# [Aim of the exercise]
Wherever a line in the data below holds "temps", copy that line.

[start of Data for the task]

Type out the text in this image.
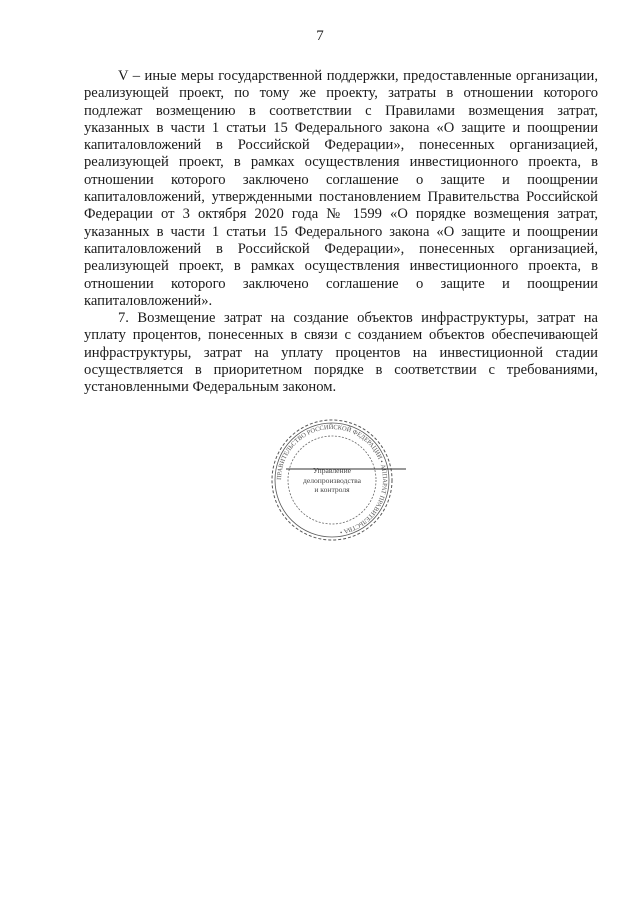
7

V – иные меры государственной поддержки, предоставленные организации, реализующей проект, по тому же проекту, затраты в отношении которого подлежат возмещению в соответствии с Правилами возмещения затрат, указанных в части 1 статьи 15 Федерального закона «О защите и поощрении капиталовложений в Российской Федерации», понесенных организацией, реализующей проект, в рамках осуществления инвестиционного проекта, в отношении которого заключено соглашение о защите и поощрении капиталовложений, утвержденными постановлением Правительства Российской Федерации от 3 октября 2020 года № 1599 «О порядке возмещения затрат, указанных в части 1 статьи 15 Федерального закона «О защите и поощрении капиталовложений в Российской Федерации», понесенных организацией, реализующей проект, в рамках осуществления инвестиционного проекта, в отношении которого заключено соглашение о защите и поощрении капиталовложений».

7. Возмещение затрат на создание объектов инфраструктуры, затрат на уплату процентов, понесенных в связи с созданием объектов обеспечивающей инфраструктуры, затрат на уплату процентов на инвестиционной стадии осуществляется в приоритетном порядке в соответствии с требованиями, установленными Федеральным законом.

ПРАВИТЕЛЬСТВО РОССИЙСКОЙ ФЕДЕРАЦИИ • АППАРАТ ПРАВИТЕЛЬСТВА •
Управление
делопроизводства
и контроля
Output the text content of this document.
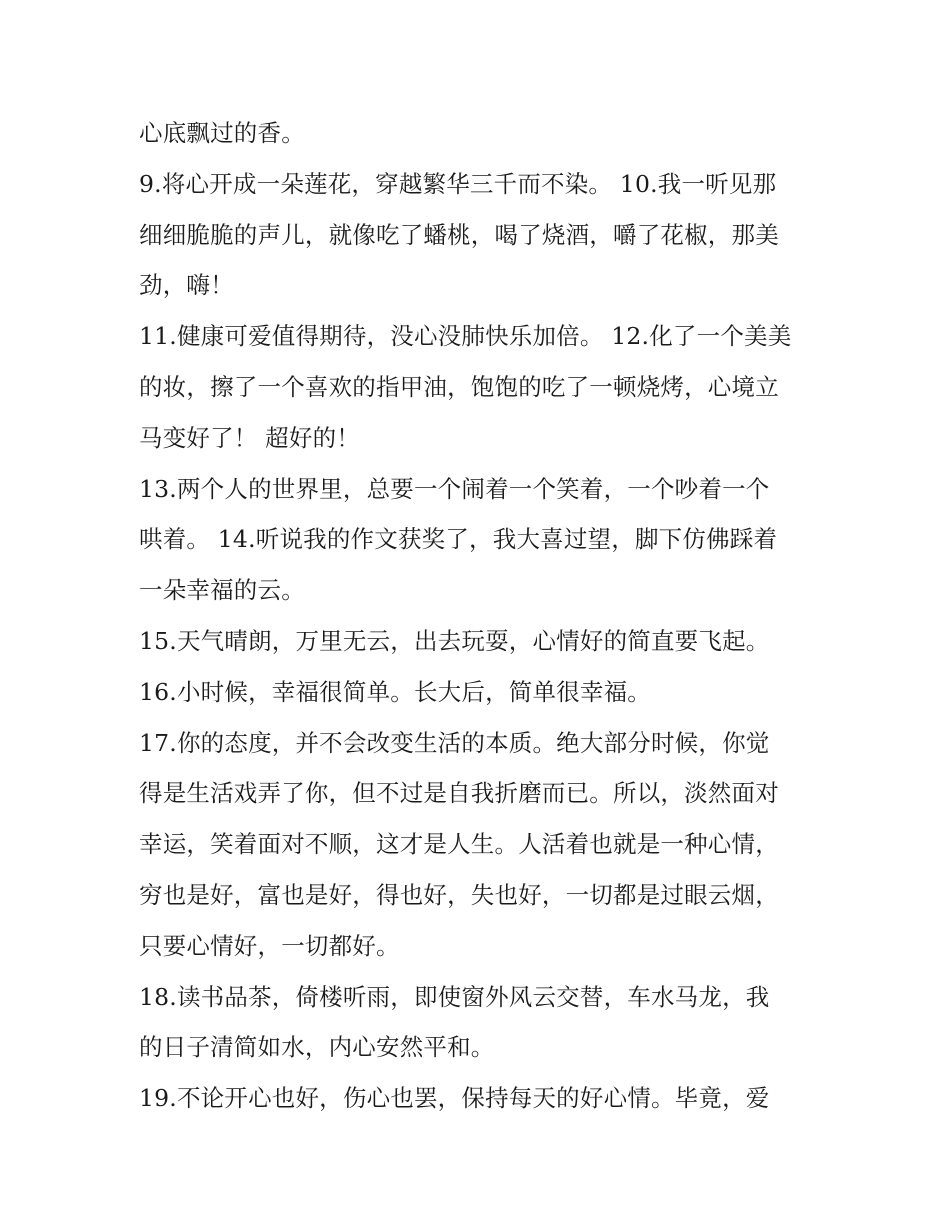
心底飘过的香。
9.将心开成一朵莲花，穿越繁华三千而不染。 10.我一听见那
细细脆脆的声儿，就像吃了蟠桃，喝了烧酒，嚼了花椒，那美
劲，嗨！
11.健康可爱值得期待，没心没肺快乐加倍。 12.化了一个美美
的妆，擦了一个喜欢的指甲油，饱饱的吃了一顿烧烤，心境立
马变好了！ 超好的！
13.两个人的世界里，总要一个闹着一个笑着，一个吵着一个
哄着。 14.听说我的作文获奖了，我大喜过望，脚下仿佛踩着
一朵幸福的云。
15.天气晴朗，万里无云，出去玩耍，心情好的简直要飞起。
16.小时候，幸福很简单。长大后，简单很幸福。
17.你的态度，并不会改变生活的本质。绝大部分时候，你觉
得是生活戏弄了你，但不过是自我折磨而已。所以，淡然面对
幸运，笑着面对不顺，这才是人生。人活着也就是一种心情，
穷也是好，富也是好，得也好，失也好，一切都是过眼云烟，
只要心情好，一切都好。
18.读书品茶，倚楼听雨，即使窗外风云交替，车水马龙，我
的日子清简如水，内心安然平和。
19.不论开心也好，伤心也罢，保持每天的好心情。毕竟，爱
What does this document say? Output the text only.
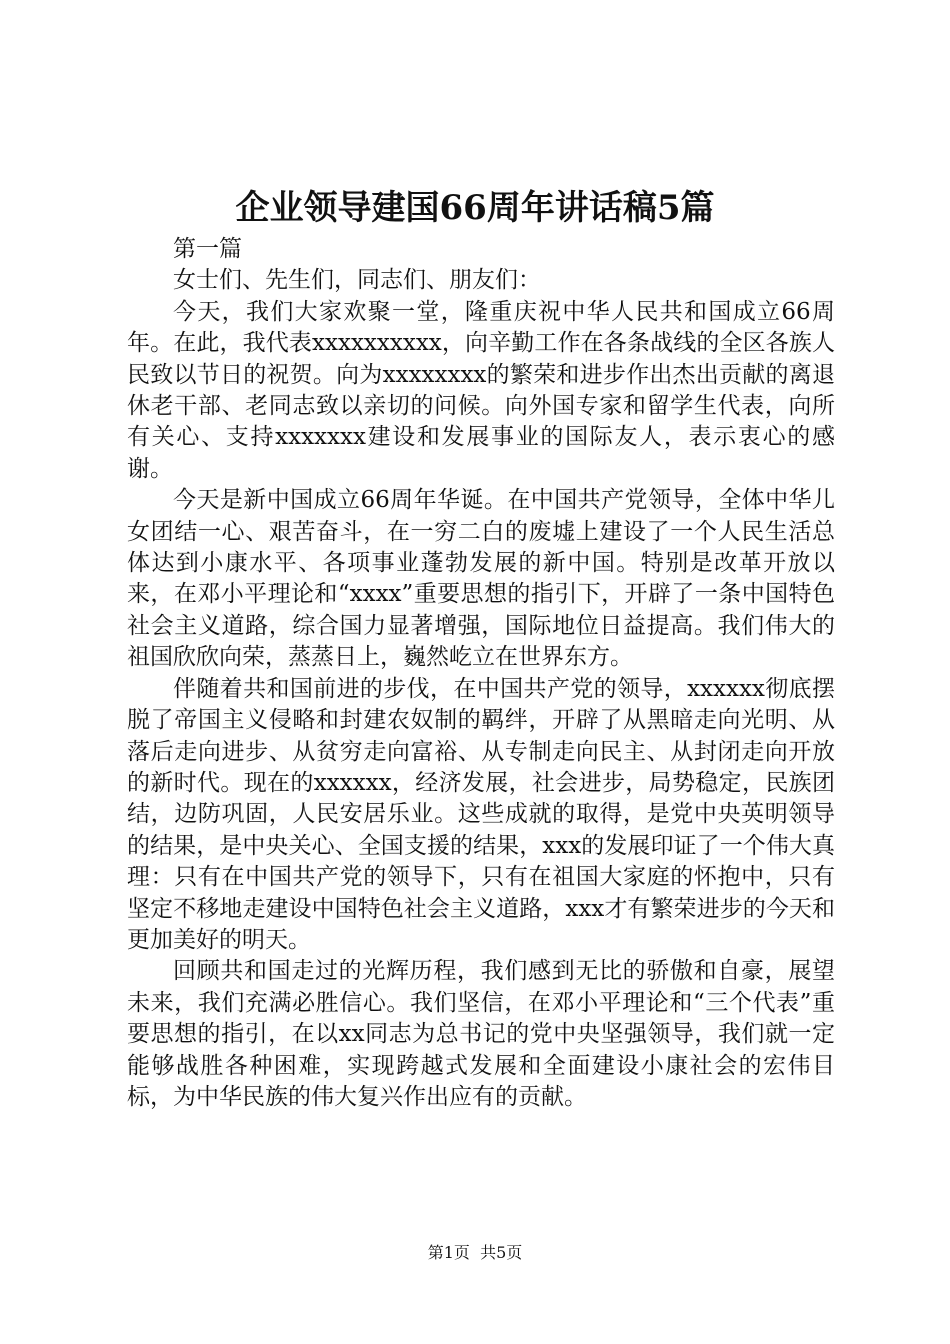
企业领导建国66周年讲话稿5篇

第一篇

女士们、先生们，同志们、朋友们：

今天，我们大家欢聚一堂，隆重庆祝中华人民共和国成立66周年。在此，我代表xxxxxxxxxx，向辛勤工作在各条战线的全区各族人民致以节日的祝贺。向为xxxxxxxx的繁荣和进步作出杰出贡献的离退休老干部、老同志致以亲切的问候。向外国专家和留学生代表，向所有关心、支持xxxxxxx建设和发展事业的国际友人，表示衷心的感谢。

今天是新中国成立66周年华诞。在中国共产党领导，全体中华儿女团结一心、艰苦奋斗，在一穷二白的废墟上建设了一个人民生活总体达到小康水平、各项事业蓬勃发展的新中国。特别是改革开放以来，在邓小平理论和“xxxx”重要思想的指引下，开辟了一条中国特色社会主义道路，综合国力显著增强，国际地位日益提高。我们伟大的祖国欣欣向荣，蒸蒸日上，巍然屹立在世界东方。

伴随着共和国前进的步伐，在中国共产党的领导，xxxxxx彻底摆脱了帝国主义侵略和封建农奴制的羁绊，开辟了从黑暗走向光明、从落后走向进步、从贫穷走向富裕、从专制走向民主、从封闭走向开放的新时代。现在的xxxxxx，经济发展，社会进步，局势稳定，民族团结，边防巩固，人民安居乐业。这些成就的取得，是党中央英明领导的结果，是中央关心、全国支援的结果，xxx的发展印证了一个伟大真理：只有在中国共产党的领导下，只有在祖国大家庭的怀抱中，只有坚定不移地走建设中国特色社会主义道路，xxx才有繁荣进步的今天和更加美好的明天。

回顾共和国走过的光辉历程，我们感到无比的骄傲和自豪，展望未来，我们充满必胜信心。我们坚信，在邓小平理论和“三个代表”重要思想的指引，在以xx同志为总书记的党中央坚强领导，我们就一定能够战胜各种困难，实现跨越式发展和全面建设小康社会的宏伟目标，为中华民族的伟大复兴作出应有的贡献。

第1页  共5页
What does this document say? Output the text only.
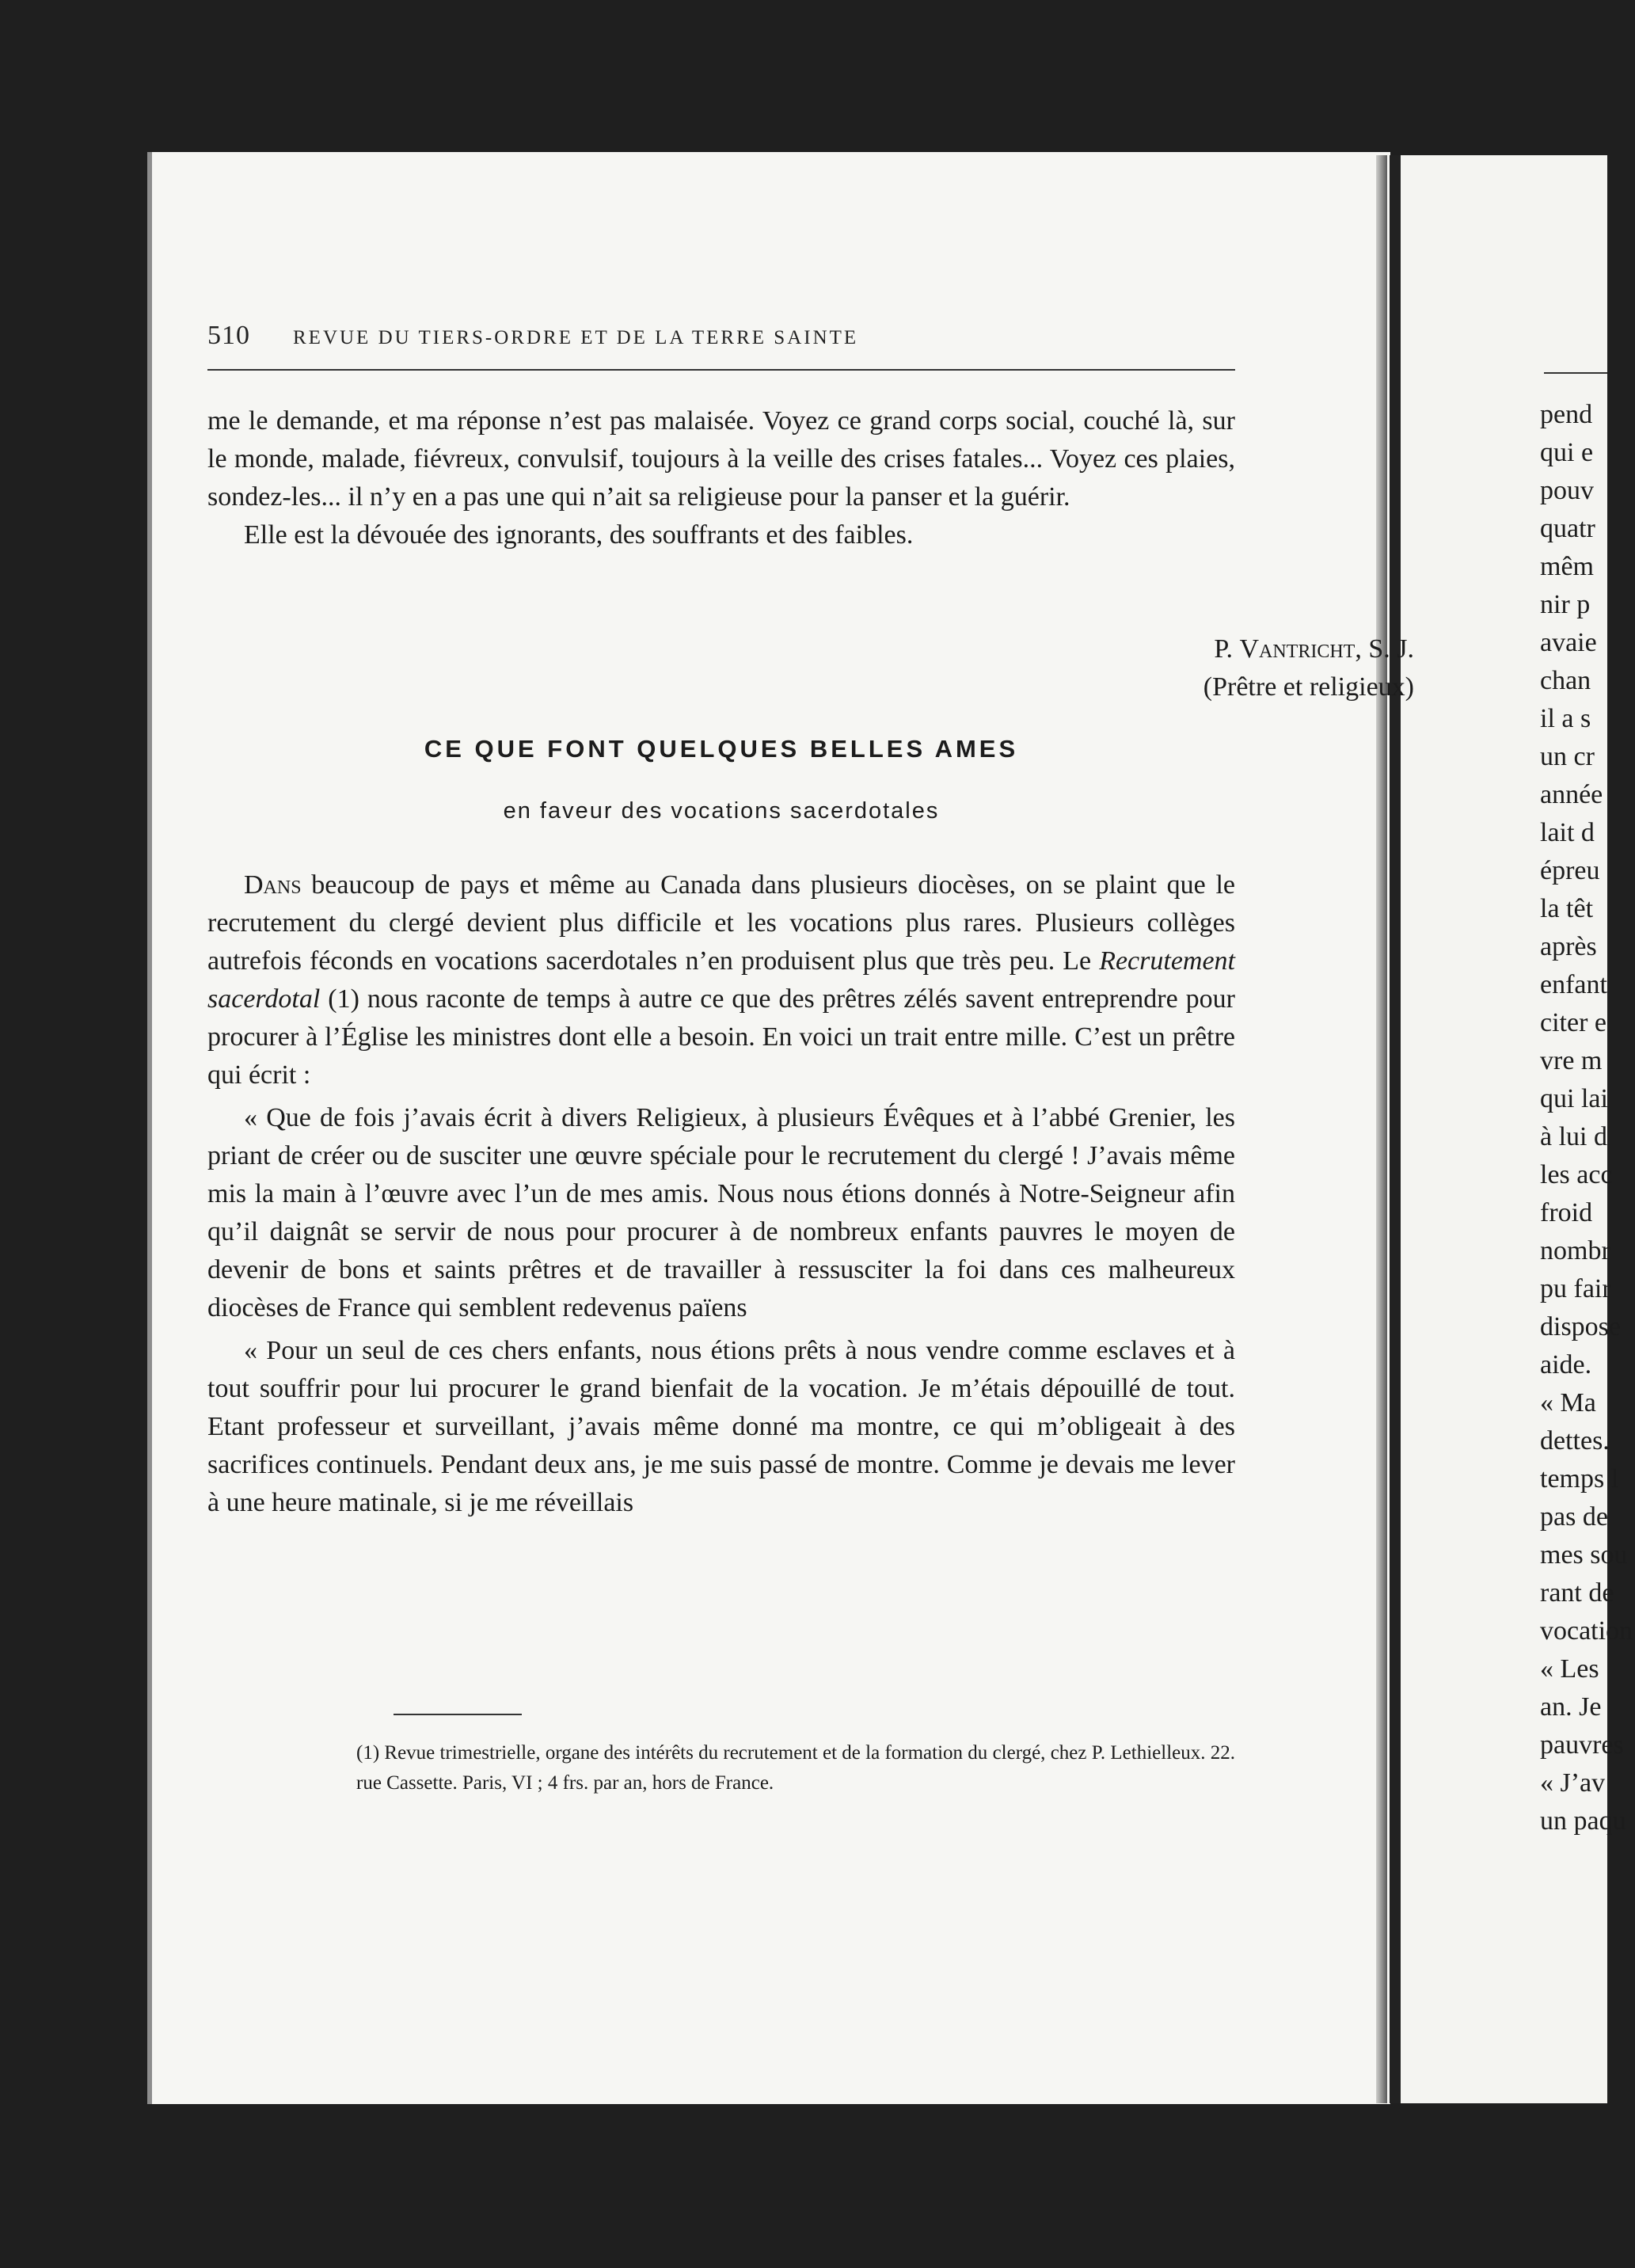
510 REVUE DU TIERS-ORDRE ET DE LA TERRE SAINTE

me le demande, et ma réponse n’est pas malaisée. Voyez ce grand corps social, couché là, sur le monde, malade, fiévreux, convulsif, toujours à la veille des crises fatales... Voyez ces plaies, sondez-les... il n’y en a pas une qui n’ait sa religieuse pour la panser et la guérir.

Elle est la dévouée des ignorants, des souffrants et des faibles.

P. Vantricht, S. J.
(Prêtre et religieux)
CE QUE FONT QUELQUES BELLES AMES
en faveur des vocations sacerdotales

Dans beaucoup de pays et même au Canada dans plusieurs diocèses, on se plaint que le recrutement du clergé devient plus difficile et les vocations plus rares. Plusieurs collèges autrefois féconds en vocations sacerdotales n’en produisent plus que très peu. Le Recrutement sacerdotal (1) nous raconte de temps à autre ce que des prêtres zélés savent entreprendre pour procurer à l’Église les ministres dont elle a besoin. En voici un trait entre mille. C’est un prêtre qui écrit :

« Que de fois j’avais écrit à divers Religieux, à plusieurs Évêques et à l’abbé Grenier, les priant de créer ou de susciter une œuvre spéciale pour le recrutement du clergé ! J’avais même mis la main à l’œuvre avec l’un de mes amis. Nous nous étions donnés à Notre-Seigneur afin qu’il daignât se servir de nous pour procurer à de nombreux enfants pauvres le moyen de devenir de bons et saints prêtres et de travailler à ressusciter la foi dans ces malheureux diocèses de France qui semblent redevenus païens

« Pour un seul de ces chers enfants, nous étions prêts à nous vendre comme esclaves et à tout souffrir pour lui procurer le grand bienfait de la vocation. Je m’étais dépouillé de tout. Etant professeur et surveillant, j’avais même donné ma montre, ce qui m’obligeait à des sacrifices continuels. Pendant deux ans, je me suis passé de montre. Comme je devais me lever à une heure matinale, si je me réveillais

(1) Revue trimestrielle, organe des intérêts du recrutement et de la formation du clergé, chez P. Lethielleux. 22. rue Cassette. Paris, VI ; 4 frs. par an, hors de France.
pend
qui e
pouv
quatr
mêm
nir p
avaie
chan
il a s
un cr
année
lait d
épreu
la têt
après
enfant
citer e
vre m
qui lai
à lui d
les acc
froid
nombr
pu fair
dispose
aide.
« Ma
dettes.
temps l
pas de
mes sou
rant de
vocation
« Les
an. Je
pauvres
« J’av
un paqu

[end of Data for the task]

# [Response]
Dans beaucoup de pays et même au Canada dans plusieurs diocèses, on se plaint que le recrutement du clergé devient plus difficile et les vocations plus rares. Plusieurs collèges autrefois féconds en vocations sacerdotales n’en produisent plus que très peu. Le Recrutement sacerdotal (1) nous raconte de temps à autre ce que des prêtres zélés savent entreprendre pour procurer à l’Église les ministres dont elle a besoin. En voici un trait entre mille. C’est un prêtre qui écrit :
temps l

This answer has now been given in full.